**YOUR GOAL:** Find the string "sido" and gather every line that holds it.

**EXERCISE MATERIALS:**
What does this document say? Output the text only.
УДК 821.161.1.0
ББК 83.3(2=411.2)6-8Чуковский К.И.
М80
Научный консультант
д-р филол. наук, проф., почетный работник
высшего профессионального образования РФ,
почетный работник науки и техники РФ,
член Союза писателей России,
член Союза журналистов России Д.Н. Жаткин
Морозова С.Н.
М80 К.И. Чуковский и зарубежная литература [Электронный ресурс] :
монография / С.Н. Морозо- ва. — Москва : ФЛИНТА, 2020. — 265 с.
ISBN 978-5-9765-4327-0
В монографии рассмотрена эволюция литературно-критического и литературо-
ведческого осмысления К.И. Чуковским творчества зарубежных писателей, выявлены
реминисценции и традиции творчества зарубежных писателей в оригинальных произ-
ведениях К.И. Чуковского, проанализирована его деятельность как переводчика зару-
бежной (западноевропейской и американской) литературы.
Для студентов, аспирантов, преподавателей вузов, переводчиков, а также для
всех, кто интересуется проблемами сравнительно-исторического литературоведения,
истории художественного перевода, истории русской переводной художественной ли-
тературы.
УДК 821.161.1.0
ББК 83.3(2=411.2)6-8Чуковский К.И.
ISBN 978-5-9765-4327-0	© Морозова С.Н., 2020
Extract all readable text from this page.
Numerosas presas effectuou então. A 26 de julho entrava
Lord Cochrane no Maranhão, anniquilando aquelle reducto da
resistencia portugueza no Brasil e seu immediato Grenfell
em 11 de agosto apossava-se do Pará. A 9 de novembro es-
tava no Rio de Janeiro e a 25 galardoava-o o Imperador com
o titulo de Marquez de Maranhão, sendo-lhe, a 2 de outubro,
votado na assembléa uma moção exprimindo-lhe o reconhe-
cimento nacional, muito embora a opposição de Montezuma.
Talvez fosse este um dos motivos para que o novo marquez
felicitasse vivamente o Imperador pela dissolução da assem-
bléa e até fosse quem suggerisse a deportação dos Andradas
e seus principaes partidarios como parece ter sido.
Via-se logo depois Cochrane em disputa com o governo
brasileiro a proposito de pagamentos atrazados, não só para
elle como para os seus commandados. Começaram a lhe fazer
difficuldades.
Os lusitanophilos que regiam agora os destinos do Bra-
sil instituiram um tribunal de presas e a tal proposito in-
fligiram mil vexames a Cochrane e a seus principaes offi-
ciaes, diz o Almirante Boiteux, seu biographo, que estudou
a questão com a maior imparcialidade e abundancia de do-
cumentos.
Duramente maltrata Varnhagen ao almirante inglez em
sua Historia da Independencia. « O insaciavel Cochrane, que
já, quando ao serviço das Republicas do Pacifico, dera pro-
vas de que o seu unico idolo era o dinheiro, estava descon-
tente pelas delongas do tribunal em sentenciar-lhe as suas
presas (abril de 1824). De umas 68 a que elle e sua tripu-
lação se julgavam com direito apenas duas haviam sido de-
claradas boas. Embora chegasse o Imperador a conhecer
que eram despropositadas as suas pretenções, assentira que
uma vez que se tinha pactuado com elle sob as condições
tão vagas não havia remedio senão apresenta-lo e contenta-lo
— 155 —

**TASK OUTPUT:**
e seus principaes partidarios como parece ter sido.
lação se julgavam com direito apenas duas haviam sido de-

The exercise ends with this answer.